What is being asked: Transcribe the material verbatim in full; the pictures do not belong in the copy.
### Extracted material ###
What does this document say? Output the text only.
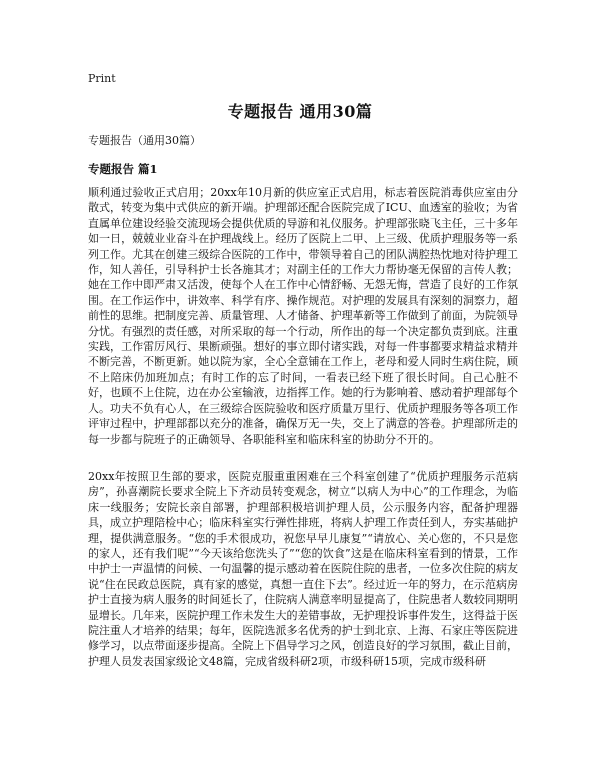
Print
专题报告 通用30篇
专题报告（通用30篇）
专题报告 篇1
顺利通过验收正式启用；20xx年10月新的供应室正式启用，标志着医院消毒供应室由分散式，转变为集中式供应的新开端。护理部还配合医院完成了ICU、血透室的验收；为省直属单位建设经验交流现场会提供优质的导游和礼仪服务。护理部张晓飞主任，三十多年如一日，兢兢业业奋斗在护理战线上。经历了医院上二甲、上三级、优质护理服务等一系列工作。尤其在创建三级综合医院的工作中，带领导着自己的团队满腔热忱地对待护理工作，知人善任，引导科护士长各施其才；对副主任的工作大力帮协毫无保留的言传人教；她在工作中即严肃又活泼，使每个人在工作中心情舒畅、无怨无悔，营造了良好的工作氛围。在工作运作中，讲效率、科学有序、操作规范。对护理的发展具有深刻的洞察力，超前性的思维。把制度完善、质量管理、人才储备、护理革新等工作做到了前面，为院领导分忧。有强烈的责任感，对所采取的每一个行动，所作出的每一个决定都负责到底。注重实践，工作雷厉风行、果断顽强。想好的事立即付诸实践，对每一件事都要求精益求精并不断完善，不断更新。她以院为家，全心全意铺在工作上，老母和爱人同时生病住院，顾不上陪床仍加班加点；有时工作的忘了时间，一看表已经下班了很长时间。自己心脏不好，也顾不上住院，边在办公室输液，边指挥工作。她的行为影响着、感动着护理部每个人。功夫不负有心人，在三级综合医院验收和医疗质量万里行、优质护理服务等各项工作评审过程中，护理部都以充分的准备，确保万无一失，交上了满意的答卷。护理部所走的每一步都与院班子的正确领导、各职能科室和临床科室的协助分不开的。
20xx年按照卫生部的要求，医院克服重重困难在三个科室创建了“优质护理服务示范病房”，孙喜潮院长要求全院上下齐动员转变观念，树立“以病人为中心”的工作理念，为临床一线服务；安院长亲自部署，护理部积极培训护理人员，公示服务内容，配备护理器具，成立护理陪检中心；临床科室实行弹性排班，将病人护理工作责任到人，夯实基础护理，提供满意服务。“您的手术很成功，祝您早早儿康复”“请放心、关心您的，不只是您的家人，还有我们呢”“今天该给您洗头了”“您的饮食”这是在临床科室看到的情景，工作中护士一声温情的问候、一句温馨的提示感动着在医院住院的患者，一位多次住院的病友说“住在民政总医院，真有家的感觉，真想一直住下去”。经过近一年的努力，在示范病房护士直接为病人服务的时间延长了，住院病人满意率明显提高了，住院患者人数较同期明显增长。几年来，医院护理工作未发生大的差错事故，无护理投诉事件发生，这得益于医院注重人才培养的结果；每年，医院选派多名优秀的护士到北京、上海、石家庄等医院进修学习，以点带面逐步提高。全院上下倡导学习之风，创造良好的学习氛围，截止目前，护理人员发表国家级论文48篇，完成省级科研2项，市级科研15项，完成市级科研
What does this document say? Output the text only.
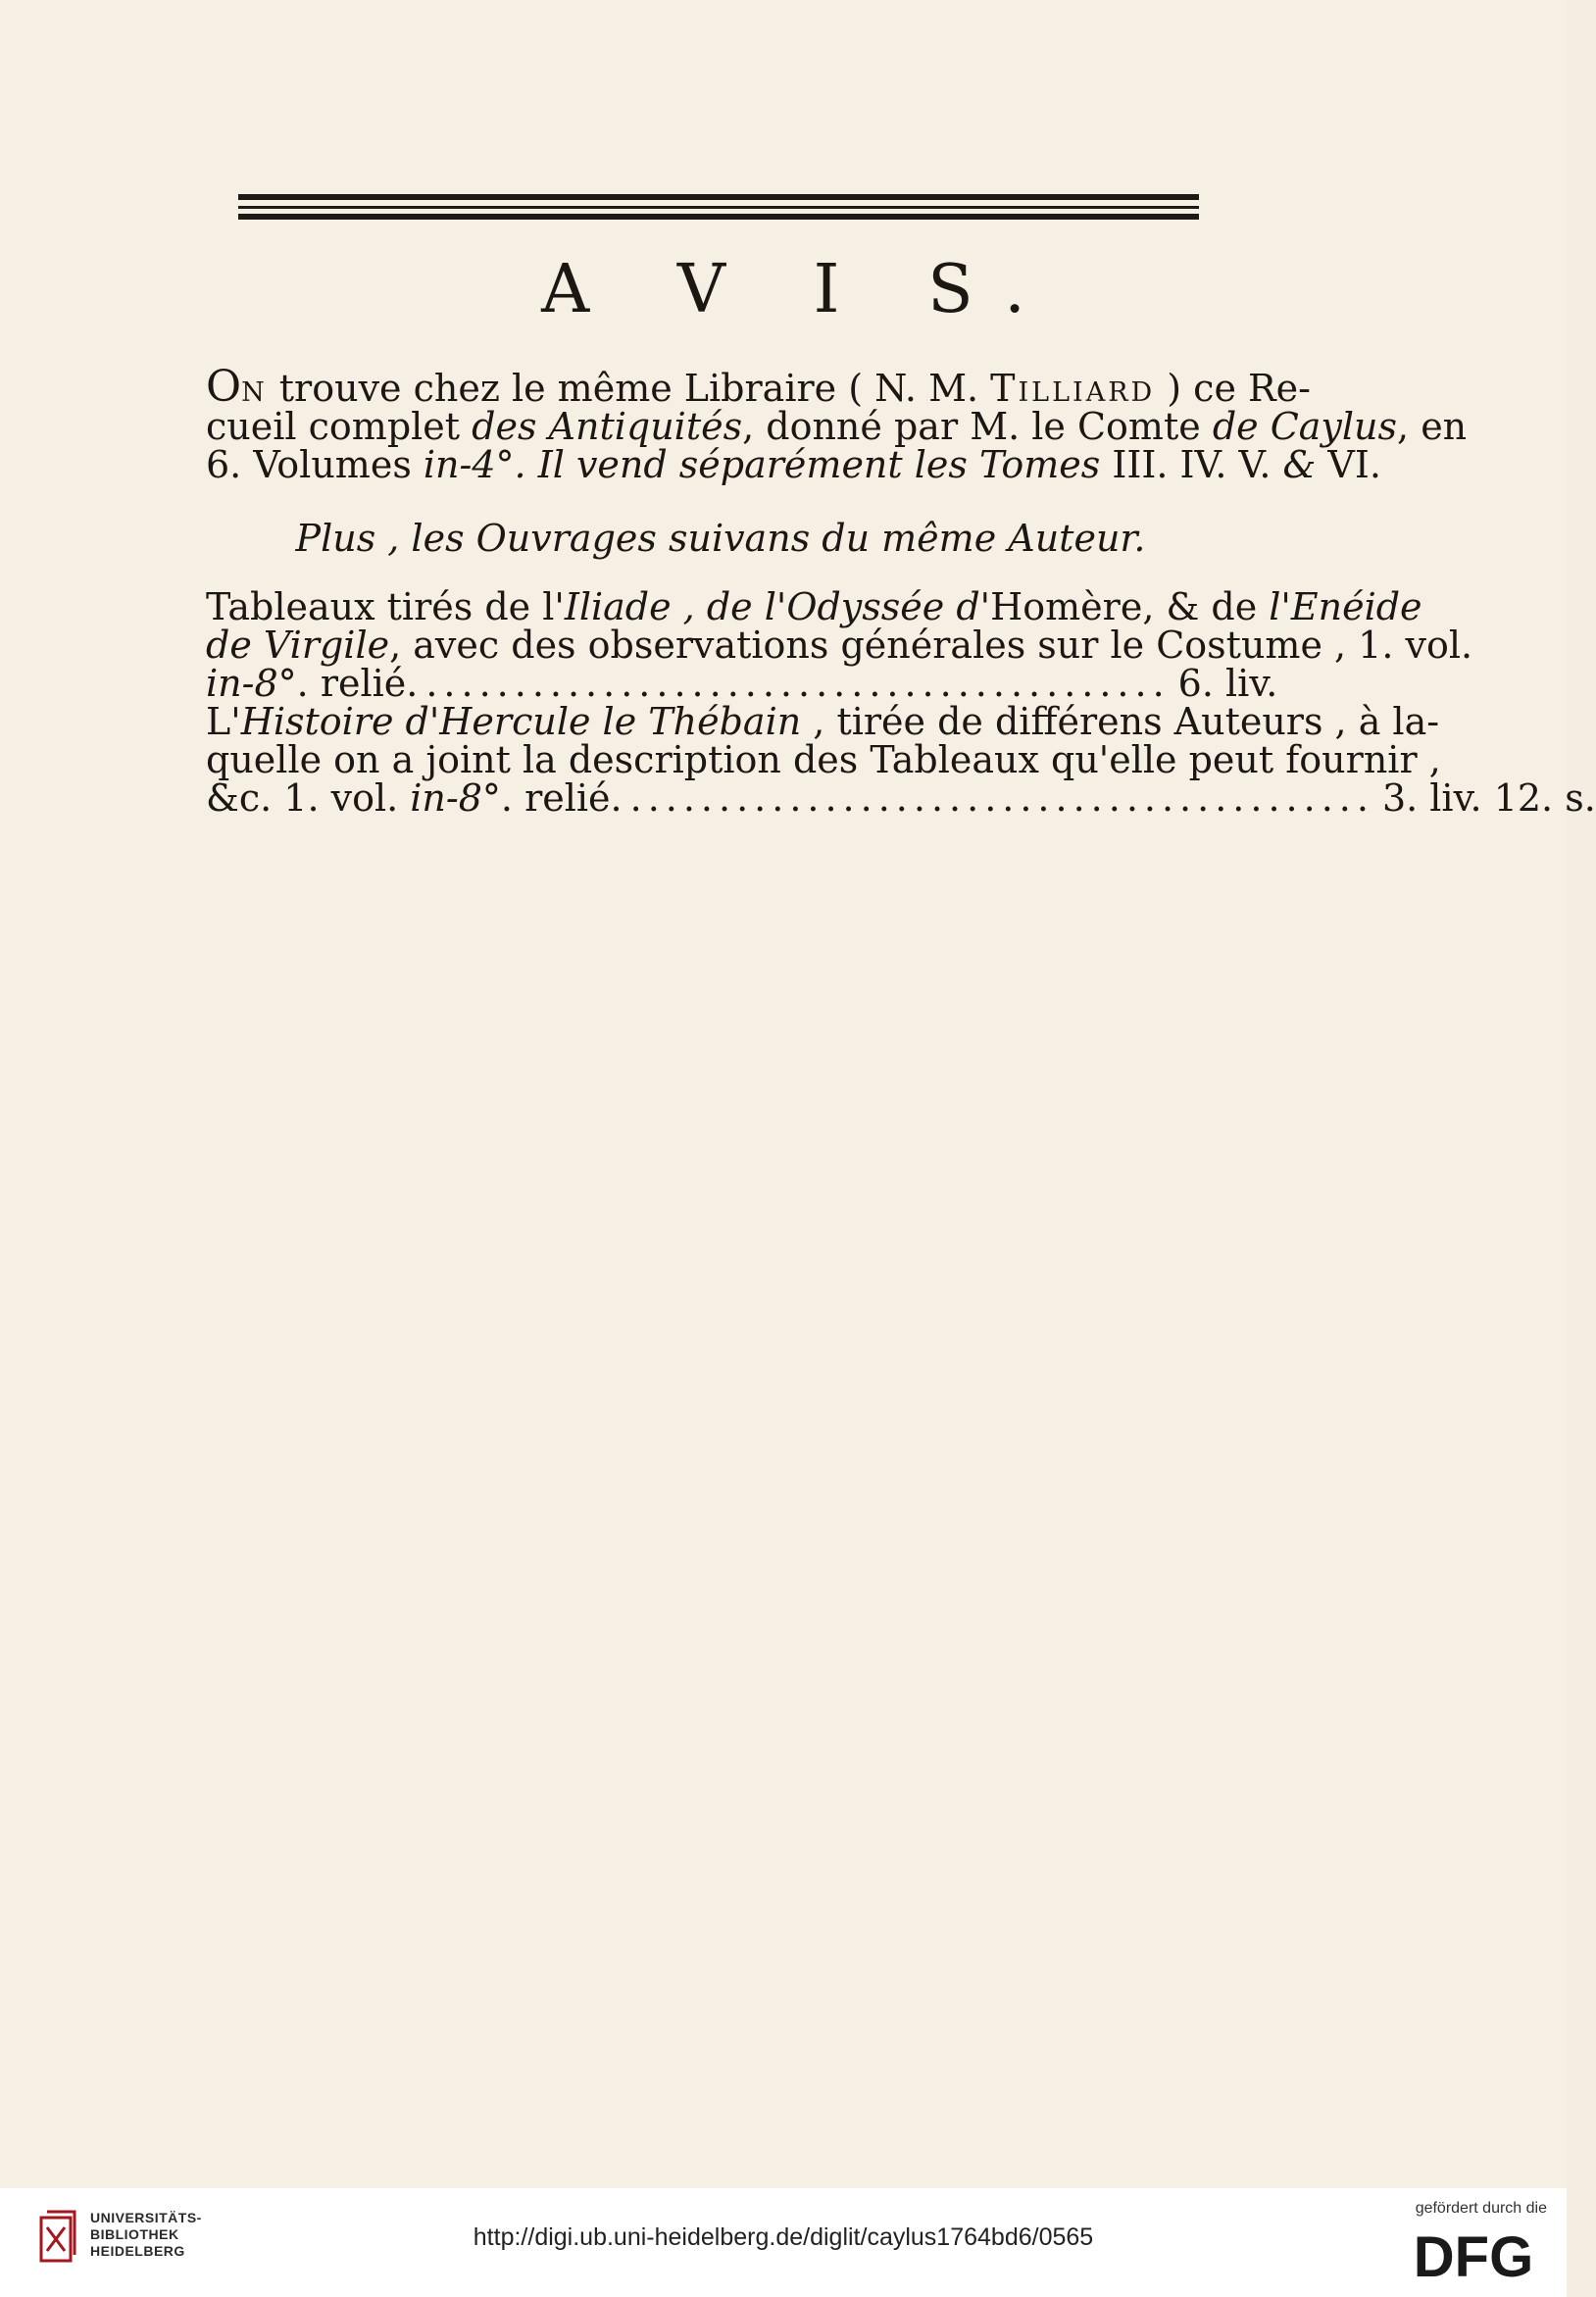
A V I S.
On trouve chez le même Libraire ( N. M. Tilliard ) ce Re-
cueil complet des Antiquités, donné par M. le Comte de Caylus, en
6. Volumes in-4°. Il vend séparément les Tomes III. IV. V. & VI.
Plus , les Ouvrages suivans du même Auteur.
Tableaux tirés de l'Iliade , de l'Odyssée d'Homère, & de l'Enéide
de Virgile, avec des observations générales sur le Costume , 1. vol.
in-8°. relié. .......................................... 6. liv.
L'Histoire d'Hercule le Thébain , tirée de différens Auteurs , à la-
quelle on a joint la description des Tableaux qu'elle peut fournir ,
&c. 1. vol. in-8°. relié. .......................................... 3. liv. 12. s.
UNIVERSITÄTS-
BIBLIOTHEK
HEIDELBERG	http://digi.ub.uni-heidelberg.de/diglit/caylus1764bd6/0565
gefördert durch die
DFG
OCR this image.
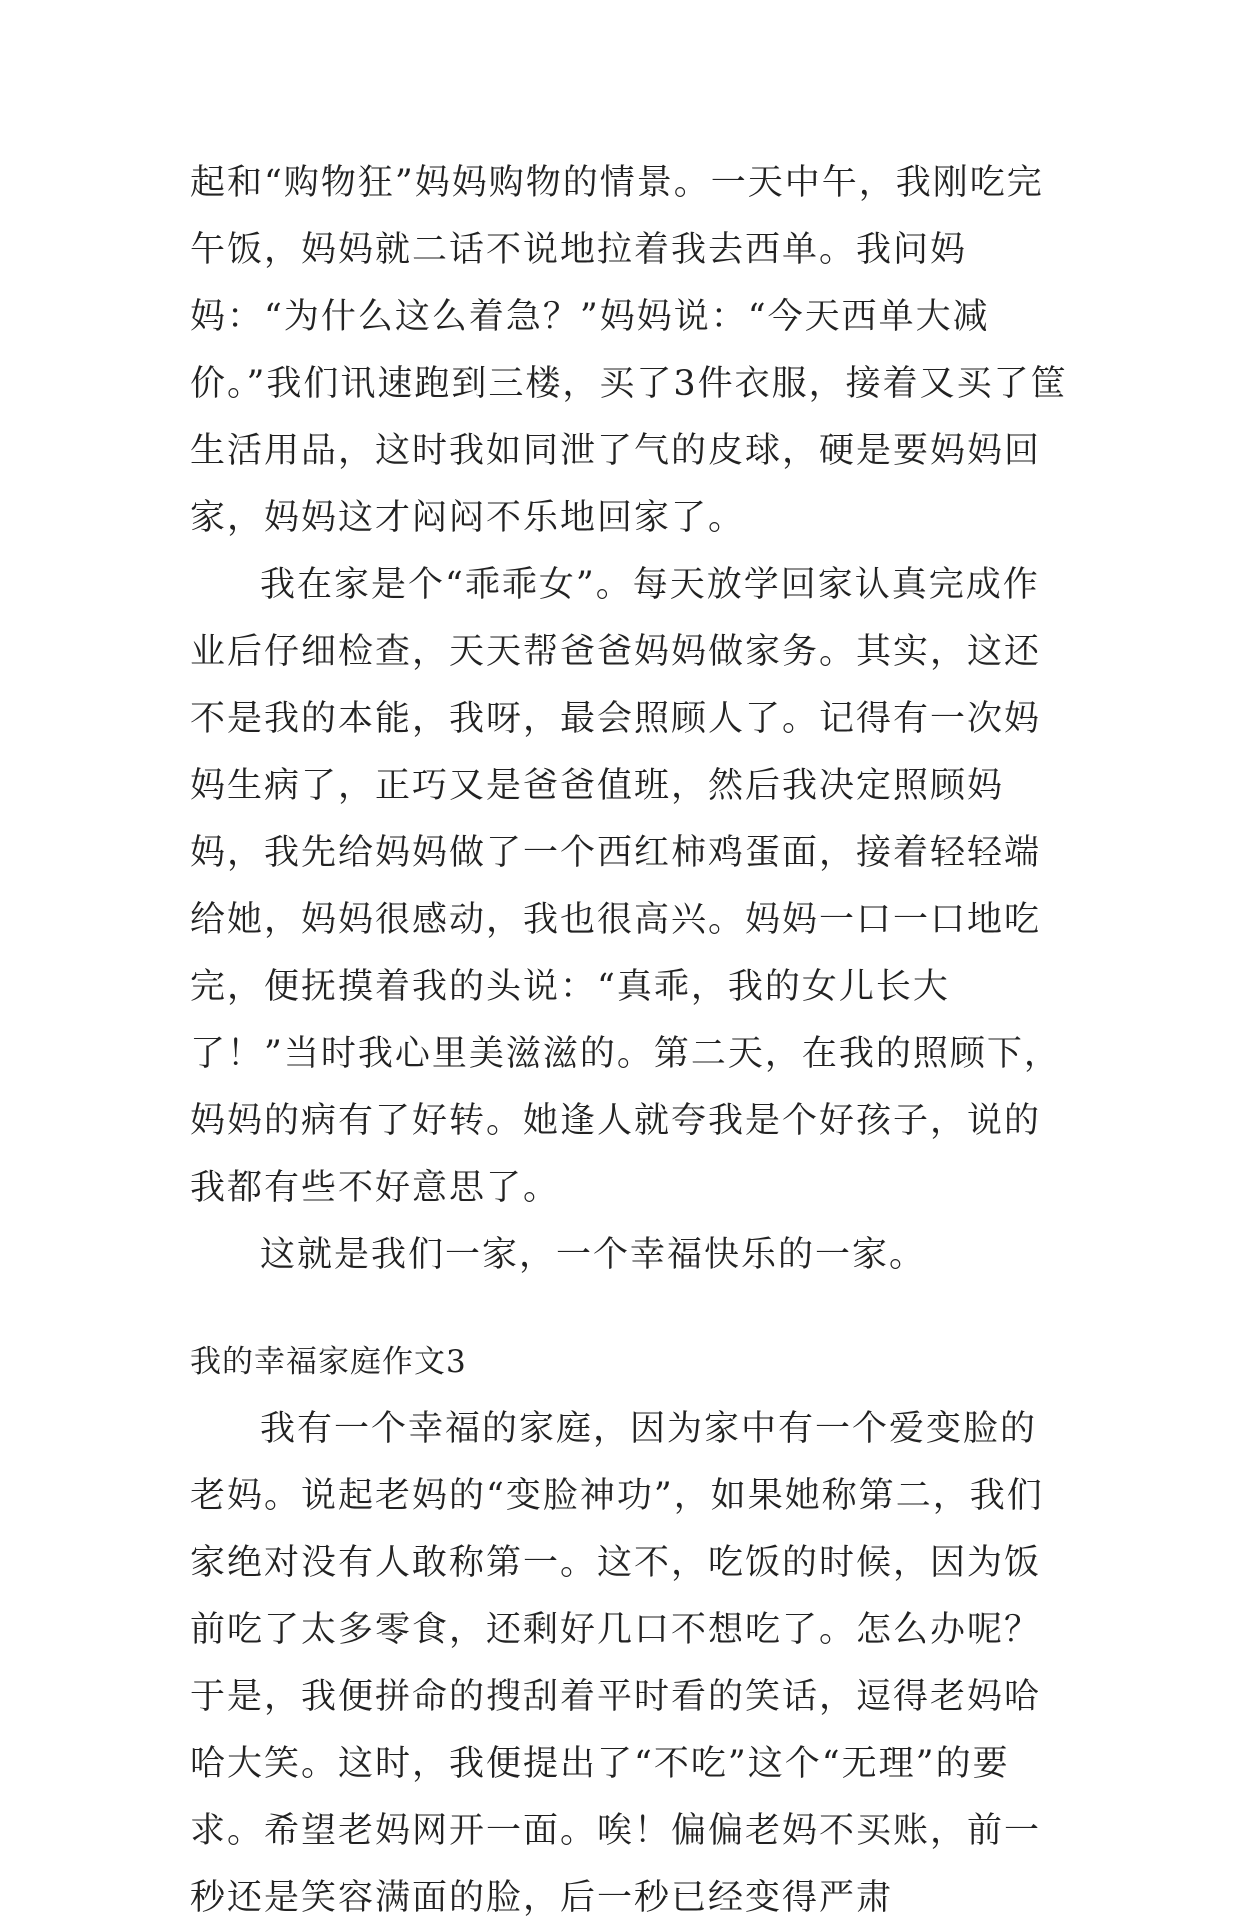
起和“购物狂”妈妈购物的情景。一天中午，我刚吃完午饭，妈妈就二话不说地拉着我去西单。我问妈妈：“为什么这么着急？”妈妈说：“今天西单大减价。”我们讯速跑到三楼，买了3件衣服，接着又买了筐生活用品，这时我如同泄了气的皮球，硬是要妈妈回家，妈妈这才闷闷不乐地回家了。

我在家是个“乖乖女”。每天放学回家认真完成作业后仔细检查，天天帮爸爸妈妈做家务。其实，这还不是我的本能，我呀，最会照顾人了。记得有一次妈妈生病了，正巧又是爸爸值班，然后我决定照顾妈妈，我先给妈妈做了一个西红柿鸡蛋面，接着轻轻端给她，妈妈很感动，我也很高兴。妈妈一口一口地吃完，便抚摸着我的头说：“真乖，我的女儿长大了！”当时我心里美滋滋的。第二天，在我的照顾下，妈妈的病有了好转。她逢人就夸我是个好孩子，说的我都有些不好意思了。

这就是我们一家，一个幸福快乐的一家。

我的幸福家庭作文3

我有一个幸福的家庭，因为家中有一个爱变脸的老妈。说起老妈的“变脸神功”，如果她称第二，我们家绝对没有人敢称第一。这不，吃饭的时候，因为饭前吃了太多零食，还剩好几口不想吃了。怎么办呢？于是，我便拼命的搜刮着平时看的笑话，逗得老妈哈哈大笑。这时，我便提出了“不吃”这个“无理”的要求。希望老妈网开一面。唉！偏偏老妈不买账，前一秒还是笑容满面的脸，后一秒已经变得严肃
###
Exercise output:
What does this document say? Output the text only.
Print
专题报告 通用30篇
专题报告（通用30篇）
专题报告 篇1
顺利通过验收正式启用；20xx年10月新的供应室正式启用，标志着医院消毒供应室由分散式，转变为集中式供应的新开端。护理部还配合医院完成了ICU、血透室的验收；为省直属单位建设经验交流现场会提供优质的导游和礼仪服务。护理部张晓飞主任，三十多年如一日，兢兢业业奋斗在护理战线上。经历了医院上二甲、上三级、优质护理服务等一系列工作。尤其在创建三级综合医院的工作中，带领导着自己的团队满腔热忱地对待护理工作，知人善任，引导科护士长各施其才；对副主任的工作大力帮协毫无保留的言传人教；她在工作中即严肃又活泼，使每个人在工作中心情舒畅、无怨无悔，营造了良好的工作氛围。在工作运作中，讲效率、科学有序、操作规范。对护理的发展具有深刻的洞察力，超前性的思维。把制度完善、质量管理、人才储备、护理革新等工作做到了前面，为院领导分忧。有强烈的责任感，对所采取的每一个行动，所作出的每一个决定都负责到底。注重实践，工作雷厉风行、果断顽强。想好的事立即付诸实践，对每一件事都要求精益求精并不断完善，不断更新。她以院为家，全心全意铺在工作上，老母和爱人同时生病住院，顾不上陪床仍加班加点；有时工作的忘了时间，一看表已经下班了很长时间。自己心脏不好，也顾不上住院，边在办公室输液，边指挥工作。她的行为影响着、感动着护理部每个人。功夫不负有心人，在三级综合医院验收和医疗质量万里行、优质护理服务等各项工作评审过程中，护理部都以充分的准备，确保万无一失，交上了满意的答卷。护理部所走的每一步都与院班子的正确领导、各职能科室和临床科室的协助分不开的。
20xx年按照卫生部的要求，医院克服重重困难在三个科室创建了“优质护理服务示范病房”，孙喜潮院长要求全院上下齐动员转变观念，树立“以病人为中心”的工作理念，为临床一线服务；安院长亲自部署，护理部积极培训护理人员，公示服务内容，配备护理器具，成立护理陪检中心；临床科室实行弹性排班，将病人护理工作责任到人，夯实基础护理，提供满意服务。“您的手术很成功，祝您早早儿康复”“请放心、关心您的，不只是您的家人，还有我们呢”“今天该给您洗头了”“您的饮食”这是在临床科室看到的情景，工作中护士一声温情的问候、一句温馨的提示感动着在医院住院的患者，一位多次住院的病友说“住在民政总医院，真有家的感觉，真想一直住下去”。经过近一年的努力，在示范病房护士直接为病人服务的时间延长了，住院病人满意率明显提高了，住院患者人数较同期明显增长。几年来，医院护理工作未发生大的差错事故，无护理投诉事件发生，这得益于医院注重人才培养的结果；每年，医院选派多名优秀的护士到北京、上海、石家庄等医院进修学习，以点带面逐步提高。全院上下倡导学习之风，创造良好的学习氛围，截止目前，护理人员发表国家级论文48篇，完成省级科研2项，市级科研15项，完成市级科研
What does this document say? Output the text only.
A V I S.
On trouve chez le même Libraire ( N. M. Tilliard ) ce Re-
cueil complet des Antiquités, donné par M. le Comte de Caylus, en
6. Volumes in-4°. Il vend séparément les Tomes III. IV. V. & VI.
Plus , les Ouvrages suivans du même Auteur.
Tableaux tirés de l'Iliade , de l'Odyssée d'Homère, & de l'Enéide
de Virgile, avec des observations générales sur le Costume , 1. vol.
in-8°. relié. .......................................... 6. liv.
L'Histoire d'Hercule le Thébain , tirée de différens Auteurs , à la-
quelle on a joint la description des Tableaux qu'elle peut fournir ,
&c. 1. vol. in-8°. relié. .......................................... 3. liv. 12. s.
UNIVERSITÄTS-
BIBLIOTHEK
HEIDELBERG	http://digi.ub.uni-heidelberg.de/diglit/caylus1764bd6/0565
gefördert durch die
DFG
OCR this image.
起和“购物狂”妈妈购物的情景。一天中午，我刚吃完午饭，妈妈就二话不说地拉着我去西单。我问妈妈：“为什么这么着急？”妈妈说：“今天西单大减价。”我们讯速跑到三楼，买了3件衣服，接着又买了筐生活用品，这时我如同泄了气的皮球，硬是要妈妈回家，妈妈这才闷闷不乐地回家了。

我在家是个“乖乖女”。每天放学回家认真完成作业后仔细检查，天天帮爸爸妈妈做家务。其实，这还不是我的本能，我呀，最会照顾人了。记得有一次妈妈生病了，正巧又是爸爸值班，然后我决定照顾妈妈，我先给妈妈做了一个西红柿鸡蛋面，接着轻轻端给她，妈妈很感动，我也很高兴。妈妈一口一口地吃完，便抚摸着我的头说：“真乖，我的女儿长大了！”当时我心里美滋滋的。第二天，在我的照顾下，妈妈的病有了好转。她逢人就夸我是个好孩子，说的我都有些不好意思了。

这就是我们一家，一个幸福快乐的一家。

我的幸福家庭作文3

我有一个幸福的家庭，因为家中有一个爱变脸的老妈。说起老妈的“变脸神功”，如果她称第二，我们家绝对没有人敢称第一。这不，吃饭的时候，因为饭前吃了太多零食，还剩好几口不想吃了。怎么办呢？于是，我便拼命的搜刮着平时看的笑话，逗得老妈哈哈大笑。这时，我便提出了“不吃”这个“无理”的要求。希望老妈网开一面。唉！偏偏老妈不买账，前一秒还是笑容满面的脸，后一秒已经变得严肃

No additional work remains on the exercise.